### Text passage ###
To maximize the generality and usability of PRESS in several scenarios and in different application domains, the business logic of the Web-app module is easily and dynamically configurable through a JavaScript Object Notation (JSON) document (loaded and applied at PRESS boot). The PRESS JSON document contains three primary data elements:
An MQTT topic that the Web-app module subscribes to in order to receive every message sent by every PRESS gateway deployed in-the-field. The topic has to be general enough to enable the successful read of every message sent by the Gateway module;
An MQTT topic where the Web-app module publishes every message received by the User Interface module (typically representing commands sent by users to control in-the-field actuators). The Gateway module has to be registered to that topic to receive the messages sent by the Web-app module;
A list of managed devices, each one characterized by a logical name, a brief description, and an MQTT topic where device-related messages are published. PRESS is based on the assumption that each device associates with a given topic; this requirement is non-limiting and does not negatively affect the achieved performance and overall scalability.
Figure 4 presents an example of a configuration file for four sensors/devices that expose monitoring data about temperature, light intensity, humidity, and presence of people. To integrate a new sensor/device, the PRESS configuration file is modified, and then the new sensed information becomes immediately available and accessible without any modification to the PRESS framework implementation itself. In this manner, it is possible to greatly improve the reusability of the whole PRESS solution, by taking advantage of its extendibility and dynamicity, and by easily including new and heterogeneous monitoring sources and associated monitoring data types even if not considered at system design and implementation time.
Finally, the Web-app module provides information to the User Interface module by exploiting either REST or WebSocket. The REST approach requires that the User Interface module explicitly retrieves information according to a pull scheme of interaction, based on the HyperText Transfer Protocol (HTTP) request/response protocol. In this case the User Interface module periodically sends a request to the Web-app module that is in charge of interacting with the database that maintains previously received data via MQTT, retrieves required information, and replys with an HTTP response. The freshness of information provided by the final users and the communication overhead depends on the frequency with which the User Interface module interacts with the Web-app module. By increasing the frequency it is possible to provide more up-to-date information; this comes at the cost of imposing additional load to the Web-app module and eventually sending requests even in cases where there are no new data to retrieve. On the contrary, the WebSocket approach proactively pushes data to the User Interface module as soon as (if and only if) new MQTT messages are dispatched to the Web-app module. In this case, final users always get up-to-date information, at the cost of imposing an always-on Transmission Control Protocol (TCP) connection between the Web-app and User Interface modules on which the WebSocket protocol is based.
### Task material ###
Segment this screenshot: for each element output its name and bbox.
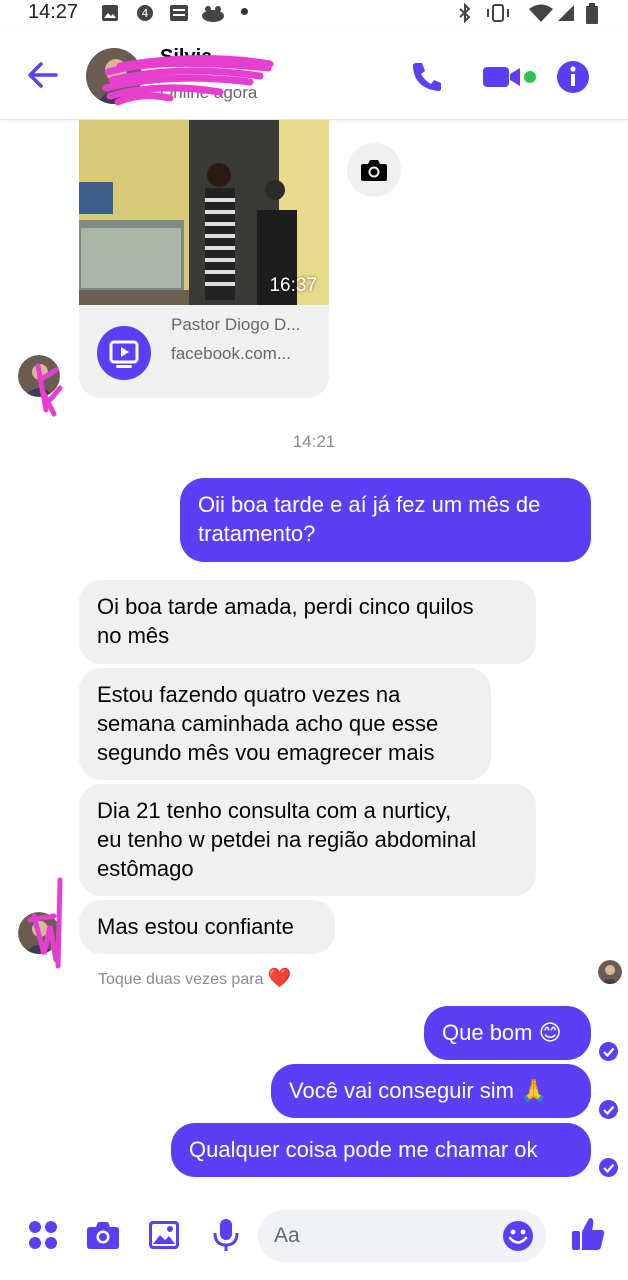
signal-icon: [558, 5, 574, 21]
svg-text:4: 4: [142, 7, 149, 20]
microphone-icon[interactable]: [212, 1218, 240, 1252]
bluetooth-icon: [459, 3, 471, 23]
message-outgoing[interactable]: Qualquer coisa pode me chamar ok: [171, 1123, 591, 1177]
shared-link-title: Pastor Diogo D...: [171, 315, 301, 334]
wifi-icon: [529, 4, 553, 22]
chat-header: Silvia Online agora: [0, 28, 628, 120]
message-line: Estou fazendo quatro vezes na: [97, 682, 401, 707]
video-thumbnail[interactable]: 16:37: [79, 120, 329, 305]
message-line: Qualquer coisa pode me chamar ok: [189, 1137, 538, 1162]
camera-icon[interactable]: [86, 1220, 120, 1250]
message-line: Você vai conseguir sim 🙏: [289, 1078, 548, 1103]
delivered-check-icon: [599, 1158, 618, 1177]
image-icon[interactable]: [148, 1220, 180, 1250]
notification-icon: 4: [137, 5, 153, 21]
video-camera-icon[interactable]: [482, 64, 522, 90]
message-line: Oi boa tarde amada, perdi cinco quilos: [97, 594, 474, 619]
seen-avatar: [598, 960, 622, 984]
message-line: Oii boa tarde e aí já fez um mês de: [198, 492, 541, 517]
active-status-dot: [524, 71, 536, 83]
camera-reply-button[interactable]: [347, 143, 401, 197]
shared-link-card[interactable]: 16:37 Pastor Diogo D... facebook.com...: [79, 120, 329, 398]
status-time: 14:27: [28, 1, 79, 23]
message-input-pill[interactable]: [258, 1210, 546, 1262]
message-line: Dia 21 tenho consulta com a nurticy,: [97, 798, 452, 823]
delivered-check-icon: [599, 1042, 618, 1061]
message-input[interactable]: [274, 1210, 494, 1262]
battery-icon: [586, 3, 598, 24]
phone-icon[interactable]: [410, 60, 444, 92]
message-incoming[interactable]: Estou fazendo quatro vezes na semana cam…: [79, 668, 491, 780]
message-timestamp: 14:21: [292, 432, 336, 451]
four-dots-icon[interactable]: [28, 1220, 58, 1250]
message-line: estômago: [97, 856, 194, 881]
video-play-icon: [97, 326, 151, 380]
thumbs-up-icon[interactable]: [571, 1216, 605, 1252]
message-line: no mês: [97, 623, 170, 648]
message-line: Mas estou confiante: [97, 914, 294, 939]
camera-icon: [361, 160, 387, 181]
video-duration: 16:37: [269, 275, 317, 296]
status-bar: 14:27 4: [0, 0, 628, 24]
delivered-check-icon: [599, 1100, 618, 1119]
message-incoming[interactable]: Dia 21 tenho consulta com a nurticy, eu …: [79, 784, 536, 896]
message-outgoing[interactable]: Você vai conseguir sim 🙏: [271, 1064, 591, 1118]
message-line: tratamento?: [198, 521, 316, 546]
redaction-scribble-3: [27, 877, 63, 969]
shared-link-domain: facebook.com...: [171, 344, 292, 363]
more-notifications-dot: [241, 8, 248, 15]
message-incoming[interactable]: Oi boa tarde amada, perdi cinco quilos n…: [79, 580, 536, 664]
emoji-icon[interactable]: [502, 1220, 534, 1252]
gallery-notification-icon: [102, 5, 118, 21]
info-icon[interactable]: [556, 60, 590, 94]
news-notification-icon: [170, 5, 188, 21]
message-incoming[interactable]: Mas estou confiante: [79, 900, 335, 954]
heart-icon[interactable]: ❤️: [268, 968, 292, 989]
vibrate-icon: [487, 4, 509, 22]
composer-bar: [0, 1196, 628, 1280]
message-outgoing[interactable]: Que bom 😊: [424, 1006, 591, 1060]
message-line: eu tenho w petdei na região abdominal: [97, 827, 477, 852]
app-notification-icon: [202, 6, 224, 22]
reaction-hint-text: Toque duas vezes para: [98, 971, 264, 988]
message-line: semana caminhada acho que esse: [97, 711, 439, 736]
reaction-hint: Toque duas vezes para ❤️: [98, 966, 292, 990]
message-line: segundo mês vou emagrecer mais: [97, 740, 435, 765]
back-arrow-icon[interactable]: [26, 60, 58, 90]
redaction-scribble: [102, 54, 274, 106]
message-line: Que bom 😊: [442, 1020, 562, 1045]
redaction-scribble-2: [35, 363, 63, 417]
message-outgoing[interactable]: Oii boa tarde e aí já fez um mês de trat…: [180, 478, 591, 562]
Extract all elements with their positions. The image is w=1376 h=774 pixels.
###
### Task material ###
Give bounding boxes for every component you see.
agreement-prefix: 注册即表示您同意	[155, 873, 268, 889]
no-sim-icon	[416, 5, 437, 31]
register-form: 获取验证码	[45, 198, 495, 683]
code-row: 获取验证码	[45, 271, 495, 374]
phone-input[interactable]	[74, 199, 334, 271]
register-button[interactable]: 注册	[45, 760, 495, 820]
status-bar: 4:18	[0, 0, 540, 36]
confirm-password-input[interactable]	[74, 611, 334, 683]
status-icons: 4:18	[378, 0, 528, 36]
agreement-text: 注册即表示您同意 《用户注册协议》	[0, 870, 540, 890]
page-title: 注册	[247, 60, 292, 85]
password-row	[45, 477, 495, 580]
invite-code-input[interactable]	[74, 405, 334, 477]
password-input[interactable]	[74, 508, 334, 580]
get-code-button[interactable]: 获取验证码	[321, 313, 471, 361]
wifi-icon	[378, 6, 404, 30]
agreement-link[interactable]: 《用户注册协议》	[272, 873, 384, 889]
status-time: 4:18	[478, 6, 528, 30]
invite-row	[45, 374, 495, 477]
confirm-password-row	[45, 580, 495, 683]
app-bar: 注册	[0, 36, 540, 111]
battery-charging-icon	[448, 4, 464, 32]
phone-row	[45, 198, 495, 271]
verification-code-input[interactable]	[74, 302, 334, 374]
###
* [Written exercise 1] In the PRESS passage, what three primary data elements does the PRESS JSON document contain?
* [Written exercise 2] Quote the rows from the one containing "Give bounding boxes" through the one containing "405, 334, 477]", word for word.
The PRESS passage and the rows were taken from separate, unrelated sources.

* [Right answer 1] An MQTT topic the Web-app module subscribes to for messages from the gateways, an MQTT topic where it publishes messages from the User Interface module, and a list of managed devices.

* [Right answer 2]
Give bounding boxes for every component you see.
agreement-prefix: 注册即表示您同意	[155, 873, 268, 889]
no-sim-icon	[416, 5, 437, 31]
register-form: 获取验证码	[45, 198, 495, 683]
code-row: 获取验证码	[45, 271, 495, 374]
phone-input[interactable]	[74, 199, 334, 271]
register-button[interactable]: 注册	[45, 760, 495, 820]
status-bar: 4:18	[0, 0, 540, 36]
confirm-password-input[interactable]	[74, 611, 334, 683]
status-icons: 4:18	[378, 0, 528, 36]
agreement-text: 注册即表示您同意 《用户注册协议》	[0, 870, 540, 890]
page-title: 注册	[247, 60, 292, 85]
password-row	[45, 477, 495, 580]
invite-code-input[interactable]	[74, 405, 334, 477]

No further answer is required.